##### Record list

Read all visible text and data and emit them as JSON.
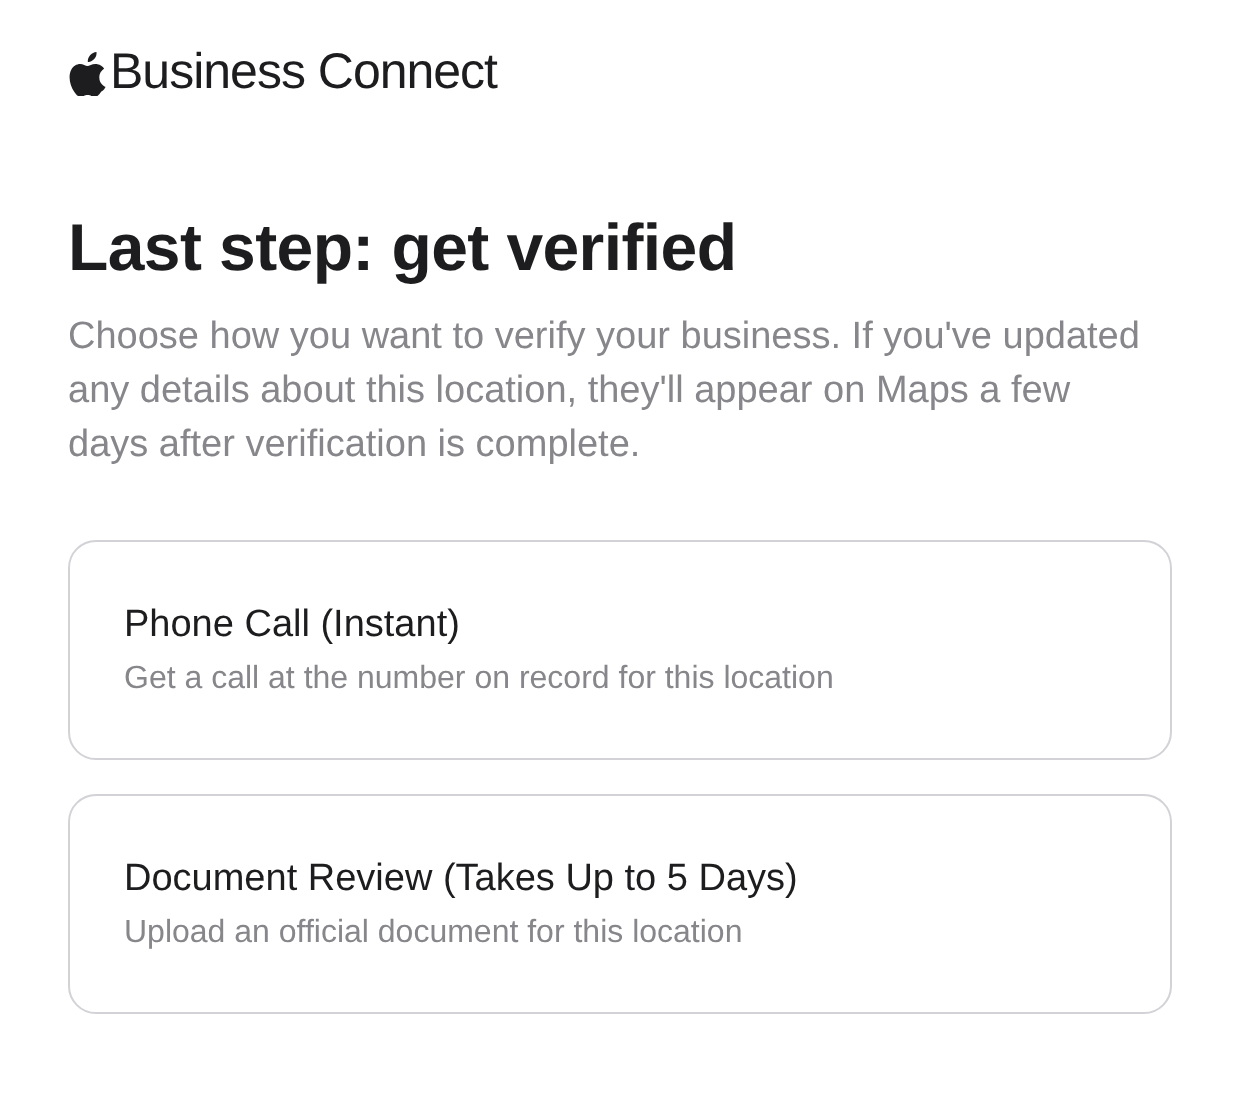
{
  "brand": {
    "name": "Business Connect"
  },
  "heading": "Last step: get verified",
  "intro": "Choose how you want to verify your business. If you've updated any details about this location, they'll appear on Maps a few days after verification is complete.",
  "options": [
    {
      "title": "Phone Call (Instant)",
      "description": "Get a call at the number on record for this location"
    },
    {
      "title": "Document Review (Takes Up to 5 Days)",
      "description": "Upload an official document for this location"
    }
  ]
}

##########

__Goal__
Leave out the pictures and restate everything else word for word.

__Answer to the task__
Read all visible text and data and emit them as JSON.
{
  "brand": {
    "name": "Business Connect"
  },
  "heading": "Last step: get verified",
  "intro": "Choose how you want to verify your business. If you've updated any details about this location, they'll appear on Maps a few days after verification is complete.",
  "options": [
    {
      "title": "Phone Call (Instant)",
      "description": "Get a call at the number on record for this location"
    },
    {
      "title": "Document Review (Takes Up to 5 Days)",
      "description": "Upload an official document for this location"
    }
  ]
}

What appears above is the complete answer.